## Exercise prompt
Gather every line that includes the word "JSON", please.

## Raw records
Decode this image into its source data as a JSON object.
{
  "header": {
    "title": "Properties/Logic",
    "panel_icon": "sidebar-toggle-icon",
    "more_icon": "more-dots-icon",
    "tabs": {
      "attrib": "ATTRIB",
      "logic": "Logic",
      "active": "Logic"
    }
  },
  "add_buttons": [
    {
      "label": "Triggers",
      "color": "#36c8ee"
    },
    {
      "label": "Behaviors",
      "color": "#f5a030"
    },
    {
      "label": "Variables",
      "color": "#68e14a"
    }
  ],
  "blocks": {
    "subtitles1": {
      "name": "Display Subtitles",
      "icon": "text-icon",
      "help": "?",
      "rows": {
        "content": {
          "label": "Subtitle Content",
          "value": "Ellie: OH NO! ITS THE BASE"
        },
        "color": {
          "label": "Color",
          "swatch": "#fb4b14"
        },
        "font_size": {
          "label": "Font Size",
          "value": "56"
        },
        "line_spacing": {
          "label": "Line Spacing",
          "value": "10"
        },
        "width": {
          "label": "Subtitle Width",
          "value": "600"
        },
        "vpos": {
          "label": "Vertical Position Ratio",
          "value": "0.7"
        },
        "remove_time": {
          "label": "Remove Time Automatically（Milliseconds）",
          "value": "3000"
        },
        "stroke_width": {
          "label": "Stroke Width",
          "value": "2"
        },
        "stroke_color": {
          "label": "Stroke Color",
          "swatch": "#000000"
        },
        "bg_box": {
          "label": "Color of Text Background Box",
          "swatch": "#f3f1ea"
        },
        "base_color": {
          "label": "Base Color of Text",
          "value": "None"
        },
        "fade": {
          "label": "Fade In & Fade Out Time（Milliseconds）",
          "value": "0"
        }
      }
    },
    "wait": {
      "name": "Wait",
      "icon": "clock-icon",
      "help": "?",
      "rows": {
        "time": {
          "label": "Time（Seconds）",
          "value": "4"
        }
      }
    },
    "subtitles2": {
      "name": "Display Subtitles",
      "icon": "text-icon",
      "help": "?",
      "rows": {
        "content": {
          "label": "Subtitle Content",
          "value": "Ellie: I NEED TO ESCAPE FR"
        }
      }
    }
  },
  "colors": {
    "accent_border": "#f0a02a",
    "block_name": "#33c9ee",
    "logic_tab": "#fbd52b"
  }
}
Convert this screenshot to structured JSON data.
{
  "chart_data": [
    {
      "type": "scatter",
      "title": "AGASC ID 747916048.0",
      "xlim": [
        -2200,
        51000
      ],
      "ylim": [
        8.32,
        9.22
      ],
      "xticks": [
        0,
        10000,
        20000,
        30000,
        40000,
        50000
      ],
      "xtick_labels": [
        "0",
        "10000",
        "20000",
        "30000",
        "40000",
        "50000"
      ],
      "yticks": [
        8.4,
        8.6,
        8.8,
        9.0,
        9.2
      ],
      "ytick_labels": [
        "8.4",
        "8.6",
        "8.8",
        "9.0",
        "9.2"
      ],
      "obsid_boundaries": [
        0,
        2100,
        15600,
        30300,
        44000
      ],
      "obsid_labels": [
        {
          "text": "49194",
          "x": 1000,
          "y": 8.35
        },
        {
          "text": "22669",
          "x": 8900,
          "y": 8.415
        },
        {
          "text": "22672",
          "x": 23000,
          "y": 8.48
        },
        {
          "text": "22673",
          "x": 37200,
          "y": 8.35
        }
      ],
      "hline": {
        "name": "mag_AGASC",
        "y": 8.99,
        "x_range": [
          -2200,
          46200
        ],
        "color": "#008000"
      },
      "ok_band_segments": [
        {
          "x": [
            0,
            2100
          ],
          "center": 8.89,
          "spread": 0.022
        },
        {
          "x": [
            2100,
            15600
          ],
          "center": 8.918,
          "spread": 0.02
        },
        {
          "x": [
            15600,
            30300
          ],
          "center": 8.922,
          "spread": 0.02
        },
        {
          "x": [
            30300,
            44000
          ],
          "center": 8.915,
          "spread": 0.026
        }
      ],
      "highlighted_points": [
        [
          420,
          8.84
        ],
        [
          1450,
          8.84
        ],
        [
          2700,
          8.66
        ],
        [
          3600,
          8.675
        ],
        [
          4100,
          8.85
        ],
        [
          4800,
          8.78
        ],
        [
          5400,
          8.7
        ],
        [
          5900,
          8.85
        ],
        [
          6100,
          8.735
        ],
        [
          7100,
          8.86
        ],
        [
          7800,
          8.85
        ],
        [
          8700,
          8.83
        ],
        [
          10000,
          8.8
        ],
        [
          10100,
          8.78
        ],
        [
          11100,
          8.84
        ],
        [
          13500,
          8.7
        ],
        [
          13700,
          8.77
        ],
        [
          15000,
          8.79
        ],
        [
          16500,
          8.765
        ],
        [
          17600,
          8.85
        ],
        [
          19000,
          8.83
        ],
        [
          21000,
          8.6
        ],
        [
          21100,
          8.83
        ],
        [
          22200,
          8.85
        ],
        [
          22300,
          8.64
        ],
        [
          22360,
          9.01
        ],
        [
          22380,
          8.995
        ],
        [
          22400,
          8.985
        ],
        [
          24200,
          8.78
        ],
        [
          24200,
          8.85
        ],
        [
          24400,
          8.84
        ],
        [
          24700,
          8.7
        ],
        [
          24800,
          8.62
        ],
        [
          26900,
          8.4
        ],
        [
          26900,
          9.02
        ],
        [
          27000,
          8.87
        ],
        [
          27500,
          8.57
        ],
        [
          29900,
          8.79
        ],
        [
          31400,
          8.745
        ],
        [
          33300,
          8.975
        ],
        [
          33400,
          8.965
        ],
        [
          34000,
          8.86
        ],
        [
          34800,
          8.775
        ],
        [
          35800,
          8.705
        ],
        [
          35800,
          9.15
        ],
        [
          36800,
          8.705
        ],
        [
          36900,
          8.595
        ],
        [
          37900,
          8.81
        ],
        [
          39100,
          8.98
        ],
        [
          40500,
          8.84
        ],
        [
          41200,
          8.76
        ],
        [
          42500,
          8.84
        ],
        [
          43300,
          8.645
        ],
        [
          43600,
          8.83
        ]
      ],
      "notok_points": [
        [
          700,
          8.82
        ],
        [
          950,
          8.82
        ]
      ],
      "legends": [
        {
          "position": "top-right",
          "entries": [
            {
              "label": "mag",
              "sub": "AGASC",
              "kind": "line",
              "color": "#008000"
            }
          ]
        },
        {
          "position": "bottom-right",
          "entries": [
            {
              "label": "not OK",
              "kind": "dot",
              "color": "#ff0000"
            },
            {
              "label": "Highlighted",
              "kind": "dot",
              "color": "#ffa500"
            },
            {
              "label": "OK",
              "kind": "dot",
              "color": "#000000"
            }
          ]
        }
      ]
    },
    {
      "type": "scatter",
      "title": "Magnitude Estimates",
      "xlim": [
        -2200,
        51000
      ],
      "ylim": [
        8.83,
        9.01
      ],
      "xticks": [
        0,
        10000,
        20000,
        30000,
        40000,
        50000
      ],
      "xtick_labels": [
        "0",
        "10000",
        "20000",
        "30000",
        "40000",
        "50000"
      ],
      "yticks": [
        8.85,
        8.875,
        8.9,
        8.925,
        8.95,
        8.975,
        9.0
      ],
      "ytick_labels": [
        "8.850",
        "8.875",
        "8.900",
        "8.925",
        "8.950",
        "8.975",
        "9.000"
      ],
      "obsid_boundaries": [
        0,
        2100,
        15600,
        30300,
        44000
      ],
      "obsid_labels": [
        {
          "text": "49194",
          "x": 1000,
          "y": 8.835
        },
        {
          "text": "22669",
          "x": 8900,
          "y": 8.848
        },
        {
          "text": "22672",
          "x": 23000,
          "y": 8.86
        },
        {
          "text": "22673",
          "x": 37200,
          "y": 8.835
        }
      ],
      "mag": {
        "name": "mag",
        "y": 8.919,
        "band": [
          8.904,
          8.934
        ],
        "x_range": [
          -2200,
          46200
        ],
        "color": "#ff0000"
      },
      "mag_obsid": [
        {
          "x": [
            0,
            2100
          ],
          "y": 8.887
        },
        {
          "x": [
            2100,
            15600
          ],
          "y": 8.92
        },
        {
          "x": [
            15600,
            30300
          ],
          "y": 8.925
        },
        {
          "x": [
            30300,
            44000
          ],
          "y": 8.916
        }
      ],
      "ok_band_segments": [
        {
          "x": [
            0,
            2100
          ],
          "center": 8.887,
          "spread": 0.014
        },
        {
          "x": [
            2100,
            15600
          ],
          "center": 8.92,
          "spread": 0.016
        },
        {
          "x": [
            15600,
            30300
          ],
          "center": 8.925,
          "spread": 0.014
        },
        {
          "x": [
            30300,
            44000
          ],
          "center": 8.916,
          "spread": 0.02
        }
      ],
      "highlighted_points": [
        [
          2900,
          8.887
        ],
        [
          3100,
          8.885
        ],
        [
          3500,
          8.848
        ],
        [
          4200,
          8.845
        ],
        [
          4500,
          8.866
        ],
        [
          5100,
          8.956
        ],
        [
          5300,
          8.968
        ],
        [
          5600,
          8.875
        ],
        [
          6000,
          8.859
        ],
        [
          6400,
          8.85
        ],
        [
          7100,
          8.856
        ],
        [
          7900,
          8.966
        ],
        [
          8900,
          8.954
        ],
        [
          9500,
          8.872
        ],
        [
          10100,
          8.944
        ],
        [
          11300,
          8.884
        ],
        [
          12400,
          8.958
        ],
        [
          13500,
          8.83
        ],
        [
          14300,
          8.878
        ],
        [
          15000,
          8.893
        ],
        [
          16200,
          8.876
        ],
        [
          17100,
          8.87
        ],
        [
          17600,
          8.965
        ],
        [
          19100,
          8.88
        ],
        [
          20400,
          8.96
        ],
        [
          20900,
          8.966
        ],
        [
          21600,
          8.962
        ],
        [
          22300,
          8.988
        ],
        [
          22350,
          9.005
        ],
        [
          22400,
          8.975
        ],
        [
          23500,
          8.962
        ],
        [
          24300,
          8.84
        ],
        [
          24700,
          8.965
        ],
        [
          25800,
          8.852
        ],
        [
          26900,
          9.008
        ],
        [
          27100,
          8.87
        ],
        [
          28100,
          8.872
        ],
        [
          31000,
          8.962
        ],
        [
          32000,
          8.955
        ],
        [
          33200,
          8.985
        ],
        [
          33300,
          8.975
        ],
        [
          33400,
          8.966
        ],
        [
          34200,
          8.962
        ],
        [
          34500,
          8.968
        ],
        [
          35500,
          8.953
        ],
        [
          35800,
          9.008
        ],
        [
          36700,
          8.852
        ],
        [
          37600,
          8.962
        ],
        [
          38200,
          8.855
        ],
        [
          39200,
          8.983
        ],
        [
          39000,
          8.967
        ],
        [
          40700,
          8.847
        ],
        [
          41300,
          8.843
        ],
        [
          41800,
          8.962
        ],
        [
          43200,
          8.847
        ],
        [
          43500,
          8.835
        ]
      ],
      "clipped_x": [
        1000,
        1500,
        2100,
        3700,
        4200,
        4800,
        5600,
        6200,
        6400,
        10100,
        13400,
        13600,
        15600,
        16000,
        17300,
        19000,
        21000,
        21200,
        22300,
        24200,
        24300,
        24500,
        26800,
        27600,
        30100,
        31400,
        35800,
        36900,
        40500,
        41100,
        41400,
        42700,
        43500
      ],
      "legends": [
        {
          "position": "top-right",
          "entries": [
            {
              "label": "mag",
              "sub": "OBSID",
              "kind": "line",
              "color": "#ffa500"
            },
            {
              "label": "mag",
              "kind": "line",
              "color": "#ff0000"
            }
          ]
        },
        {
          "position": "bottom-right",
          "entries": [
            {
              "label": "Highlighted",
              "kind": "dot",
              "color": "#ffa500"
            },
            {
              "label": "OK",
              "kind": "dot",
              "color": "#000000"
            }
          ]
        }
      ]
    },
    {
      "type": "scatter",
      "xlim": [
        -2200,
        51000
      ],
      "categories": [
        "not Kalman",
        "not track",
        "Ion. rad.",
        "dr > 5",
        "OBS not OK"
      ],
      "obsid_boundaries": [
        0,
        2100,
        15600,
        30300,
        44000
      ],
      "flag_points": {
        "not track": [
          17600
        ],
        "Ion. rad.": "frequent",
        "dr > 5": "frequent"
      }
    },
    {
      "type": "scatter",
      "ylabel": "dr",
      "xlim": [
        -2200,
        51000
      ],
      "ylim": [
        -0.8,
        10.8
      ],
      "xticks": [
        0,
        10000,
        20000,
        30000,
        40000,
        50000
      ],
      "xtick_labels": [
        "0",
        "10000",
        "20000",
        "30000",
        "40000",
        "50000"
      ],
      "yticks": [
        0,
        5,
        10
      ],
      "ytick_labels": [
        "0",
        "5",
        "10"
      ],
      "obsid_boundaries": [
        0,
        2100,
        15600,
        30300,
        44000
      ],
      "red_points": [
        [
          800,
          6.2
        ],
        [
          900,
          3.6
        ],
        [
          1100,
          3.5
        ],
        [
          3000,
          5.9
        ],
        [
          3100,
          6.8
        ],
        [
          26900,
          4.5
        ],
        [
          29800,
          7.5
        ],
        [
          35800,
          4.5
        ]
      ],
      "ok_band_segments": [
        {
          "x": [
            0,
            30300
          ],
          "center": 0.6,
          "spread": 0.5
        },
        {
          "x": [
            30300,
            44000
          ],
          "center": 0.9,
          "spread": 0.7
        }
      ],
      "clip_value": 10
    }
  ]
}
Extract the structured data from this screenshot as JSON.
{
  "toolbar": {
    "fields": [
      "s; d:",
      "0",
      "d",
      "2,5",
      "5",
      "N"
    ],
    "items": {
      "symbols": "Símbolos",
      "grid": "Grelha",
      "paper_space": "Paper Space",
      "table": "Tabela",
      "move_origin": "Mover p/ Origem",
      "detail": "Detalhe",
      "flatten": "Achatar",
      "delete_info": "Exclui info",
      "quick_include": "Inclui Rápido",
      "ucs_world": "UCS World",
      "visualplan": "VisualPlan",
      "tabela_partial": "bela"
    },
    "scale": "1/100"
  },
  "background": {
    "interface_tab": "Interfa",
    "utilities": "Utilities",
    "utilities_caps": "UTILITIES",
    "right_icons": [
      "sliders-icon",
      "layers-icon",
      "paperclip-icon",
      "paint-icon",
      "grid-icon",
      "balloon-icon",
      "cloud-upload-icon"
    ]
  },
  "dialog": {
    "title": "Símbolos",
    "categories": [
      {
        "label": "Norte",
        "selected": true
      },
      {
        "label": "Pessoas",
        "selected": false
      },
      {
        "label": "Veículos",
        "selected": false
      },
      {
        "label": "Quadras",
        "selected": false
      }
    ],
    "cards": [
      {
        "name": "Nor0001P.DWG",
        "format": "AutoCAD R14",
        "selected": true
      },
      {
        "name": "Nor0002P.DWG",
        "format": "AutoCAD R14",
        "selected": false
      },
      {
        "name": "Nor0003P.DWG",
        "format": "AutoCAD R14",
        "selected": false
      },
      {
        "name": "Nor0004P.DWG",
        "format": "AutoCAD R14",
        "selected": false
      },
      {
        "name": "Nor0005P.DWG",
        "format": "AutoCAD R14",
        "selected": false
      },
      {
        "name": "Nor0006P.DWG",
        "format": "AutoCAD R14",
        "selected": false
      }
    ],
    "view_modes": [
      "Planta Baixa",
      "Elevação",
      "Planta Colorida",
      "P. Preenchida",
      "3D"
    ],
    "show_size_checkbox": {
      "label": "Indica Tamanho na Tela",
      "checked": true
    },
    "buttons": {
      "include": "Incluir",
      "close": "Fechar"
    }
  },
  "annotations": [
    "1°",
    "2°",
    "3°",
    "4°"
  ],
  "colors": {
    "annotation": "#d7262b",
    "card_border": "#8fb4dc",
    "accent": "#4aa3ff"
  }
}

## Answer to this problem
Decode this image into its source data as a JSON object.
Convert this screenshot to structured JSON data.
Extract the structured data from this screenshot as JSON.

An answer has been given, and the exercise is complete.